— START RECORD LIST —
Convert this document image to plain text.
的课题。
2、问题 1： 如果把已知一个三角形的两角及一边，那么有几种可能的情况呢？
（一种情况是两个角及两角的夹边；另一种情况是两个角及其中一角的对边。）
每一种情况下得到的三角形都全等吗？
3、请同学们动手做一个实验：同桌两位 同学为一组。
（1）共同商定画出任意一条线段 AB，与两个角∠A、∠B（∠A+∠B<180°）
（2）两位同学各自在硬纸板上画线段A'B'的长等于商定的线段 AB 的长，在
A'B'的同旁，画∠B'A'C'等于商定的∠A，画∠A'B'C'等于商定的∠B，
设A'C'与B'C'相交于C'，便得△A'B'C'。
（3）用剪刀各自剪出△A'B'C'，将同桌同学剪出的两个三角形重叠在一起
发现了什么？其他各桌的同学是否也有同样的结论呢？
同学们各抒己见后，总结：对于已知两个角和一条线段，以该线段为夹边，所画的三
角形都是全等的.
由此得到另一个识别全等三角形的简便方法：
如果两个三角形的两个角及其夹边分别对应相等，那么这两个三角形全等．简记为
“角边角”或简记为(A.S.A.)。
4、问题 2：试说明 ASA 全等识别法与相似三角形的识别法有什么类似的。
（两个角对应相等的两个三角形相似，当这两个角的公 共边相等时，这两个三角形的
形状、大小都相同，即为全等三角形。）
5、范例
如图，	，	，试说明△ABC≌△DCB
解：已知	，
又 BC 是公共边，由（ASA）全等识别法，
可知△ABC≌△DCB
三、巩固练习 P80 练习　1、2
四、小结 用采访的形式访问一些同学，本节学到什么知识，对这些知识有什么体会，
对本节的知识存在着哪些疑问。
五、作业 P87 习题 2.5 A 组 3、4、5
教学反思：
— END RECORD LIST —
=== YOUR TASK ===
Print again each line of the listing above, exactly as it appears.

=== FINAL RESULT ===
Convert this document image to plain text.
的课题。
2、问题 1： 如果把已知一个三角形的两角及一边，那么有几种可能的情况呢？
（一种情况是两个角及两角的夹边；另一种情况是两个角及其中一角的对边。）
每一种情况下得到的三角形都全等吗？
3、请同学们动手做一个实验：同桌两位 同学为一组。
（1）共同商定画出任意一条线段 AB，与两个角∠A、∠B（∠A+∠B<180°）
（2）两位同学各自在硬纸板上画线段A'B'的长等于商定的线段 AB 的长，在
A'B'的同旁，画∠B'A'C'等于商定的∠A，画∠A'B'C'等于商定的∠B，
设A'C'与B'C'相交于C'，便得△A'B'C'。
（3）用剪刀各自剪出△A'B'C'，将同桌同学剪出的两个三角形重叠在一起
发现了什么？其他各桌的同学是否也有同样的结论呢？
同学们各抒己见后，总结：对于已知两个角和一条线段，以该线段为夹边，所画的三
角形都是全等的.
由此得到另一个识别全等三角形的简便方法：
如果两个三角形的两个角及其夹边分别对应相等，那么这两个三角形全等．简记为
“角边角”或简记为(A.S.A.)。
4、问题 2：试说明 ASA 全等识别法与相似三角形的识别法有什么类似的。
（两个角对应相等的两个三角形相似，当这两个角的公 共边相等时，这两个三角形的
形状、大小都相同，即为全等三角形。）
5、范例
如图，	，	，试说明△ABC≌△DCB
解：已知	，
又 BC 是公共边，由（ASA）全等识别法，
可知△ABC≌△DCB
三、巩固练习 P80 练习　1、2
四、小结 用采访的形式访问一些同学，本节学到什么知识，对这些知识有什么体会，
对本节的知识存在着哪些疑问。
五、作业 P87 习题 2.5 A 组 3、4、5
教学反思：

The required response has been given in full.